**Task instructions:**
Lines containing the word "handle" are the ones to copy from the records below.

━━━

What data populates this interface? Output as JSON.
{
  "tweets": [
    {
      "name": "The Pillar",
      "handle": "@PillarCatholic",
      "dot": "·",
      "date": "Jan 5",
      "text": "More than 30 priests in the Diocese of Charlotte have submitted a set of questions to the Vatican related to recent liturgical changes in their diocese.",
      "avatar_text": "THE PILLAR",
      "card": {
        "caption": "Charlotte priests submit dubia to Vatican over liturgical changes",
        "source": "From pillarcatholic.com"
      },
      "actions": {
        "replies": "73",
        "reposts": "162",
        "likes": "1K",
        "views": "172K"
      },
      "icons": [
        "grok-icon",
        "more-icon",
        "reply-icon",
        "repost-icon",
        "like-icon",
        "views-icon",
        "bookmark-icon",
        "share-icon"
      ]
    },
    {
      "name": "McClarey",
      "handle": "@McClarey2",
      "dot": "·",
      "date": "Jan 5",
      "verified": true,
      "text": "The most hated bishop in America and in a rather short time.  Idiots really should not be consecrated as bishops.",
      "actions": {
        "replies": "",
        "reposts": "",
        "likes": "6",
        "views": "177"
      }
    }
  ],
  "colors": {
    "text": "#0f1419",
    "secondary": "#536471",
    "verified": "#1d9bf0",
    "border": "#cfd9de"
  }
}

━━━

**Correct response:**
      "handle": "@PillarCatholic",
      "handle": "@McClarey2",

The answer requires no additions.